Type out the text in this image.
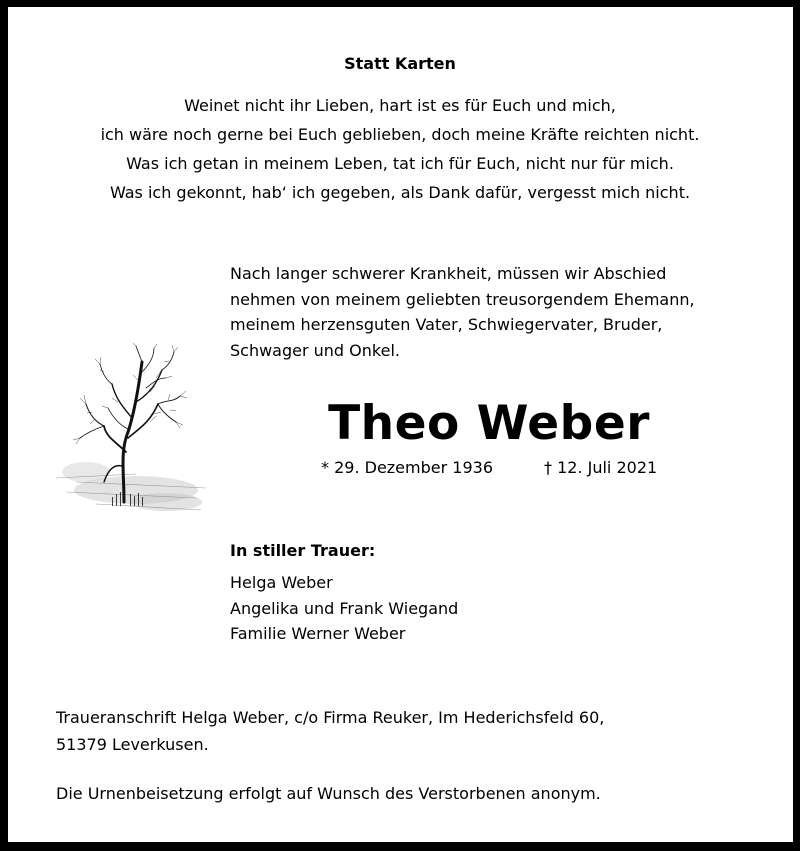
Statt Karten
Weinet nicht ihr Lieben, hart ist es für Euch und mich,
ich wäre noch gerne bei Euch geblieben, doch meine Kräfte reichten nicht.
Was ich getan in meinem Leben, tat ich für Euch, nicht nur für mich.
Was ich gekonnt, hab‘ ich gegeben, als Dank dafür, vergesst mich nicht.
Nach langer schwerer Krankheit, müssen wir Abschied
nehmen von meinem geliebten treusorgendem Ehemann,
meinem herzensguten Vater, Schwiegervater, Bruder,
Schwager und Onkel.
Theo Weber
* 29. Dezember 1936	† 12. Juli 2021
In stiller Trauer:
Helga Weber
Angelika und Frank Wiegand
Familie Werner Weber
Traueranschrift Helga Weber, c/o Firma Reuker, Im Hederichsfeld 60,
51379 Leverkusen.
Die Urnenbeisetzung erfolgt auf Wunsch des Verstorbenen anonym.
▬▬▬▬▬▬▬▬▬▬
§ What is expected:
Read the lines above. Gather those in which the string "meinem" is found.

§ Written answer:
Was ich getan in meinem Leben, tat ich für Euch, nicht nur für mich.
nehmen von meinem geliebten treusorgendem Ehemann,
meinem herzensguten Vater, Schwiegervater, Bruder,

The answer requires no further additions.